* Records provided *

+ + + + + + +

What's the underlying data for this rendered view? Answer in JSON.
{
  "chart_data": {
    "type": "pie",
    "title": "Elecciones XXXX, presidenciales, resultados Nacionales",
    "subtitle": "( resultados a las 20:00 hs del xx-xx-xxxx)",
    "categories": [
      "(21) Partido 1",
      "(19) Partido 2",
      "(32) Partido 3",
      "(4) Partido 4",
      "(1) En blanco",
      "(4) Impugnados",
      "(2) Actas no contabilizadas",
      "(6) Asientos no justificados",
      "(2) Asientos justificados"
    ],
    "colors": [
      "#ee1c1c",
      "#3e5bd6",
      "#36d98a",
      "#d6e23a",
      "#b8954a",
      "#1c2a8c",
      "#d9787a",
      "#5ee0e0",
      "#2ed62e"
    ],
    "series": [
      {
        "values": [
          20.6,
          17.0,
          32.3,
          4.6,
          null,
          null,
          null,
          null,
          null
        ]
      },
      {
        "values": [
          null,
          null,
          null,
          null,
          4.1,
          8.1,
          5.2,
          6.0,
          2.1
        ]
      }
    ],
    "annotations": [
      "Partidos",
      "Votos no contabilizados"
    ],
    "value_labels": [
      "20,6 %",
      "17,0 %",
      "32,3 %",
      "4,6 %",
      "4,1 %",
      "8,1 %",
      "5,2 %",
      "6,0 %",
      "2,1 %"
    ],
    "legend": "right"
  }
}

+ + + + + + +

* Written exercise *
Print all of the entries again, exactly as written.

* Answer to the task *
What's the underlying data for this rendered view? Answer in JSON.
{
  "chart_data": {
    "type": "pie",
    "title": "Elecciones XXXX, presidenciales, resultados Nacionales",
    "subtitle": "( resultados a las 20:00 hs del xx-xx-xxxx)",
    "categories": [
      "(21) Partido 1",
      "(19) Partido 2",
      "(32) Partido 3",
      "(4) Partido 4",
      "(1) En blanco",
      "(4) Impugnados",
      "(2) Actas no contabilizadas",
      "(6) Asientos no justificados",
      "(2) Asientos justificados"
    ],
    "colors": [
      "#ee1c1c",
      "#3e5bd6",
      "#36d98a",
      "#d6e23a",
      "#b8954a",
      "#1c2a8c",
      "#d9787a",
      "#5ee0e0",
      "#2ed62e"
    ],
    "series": [
      {
        "values": [
          20.6,
          17.0,
          32.3,
          4.6,
          null,
          null,
          null,
          null,
          null
        ]
      },
      {
        "values": [
          null,
          null,
          null,
          null,
          4.1,
          8.1,
          5.2,
          6.0,
          2.1
        ]
      }
    ],
    "annotations": [
      "Partidos",
      "Votos no contabilizados"
    ],
    "value_labels": [
      "20,6 %",
      "17,0 %",
      "32,3 %",
      "4,6 %",
      "4,1 %",
      "8,1 %",
      "5,2 %",
      "6,0 %",
      "2,1 %"
    ],
    "legend": "right"
  }
}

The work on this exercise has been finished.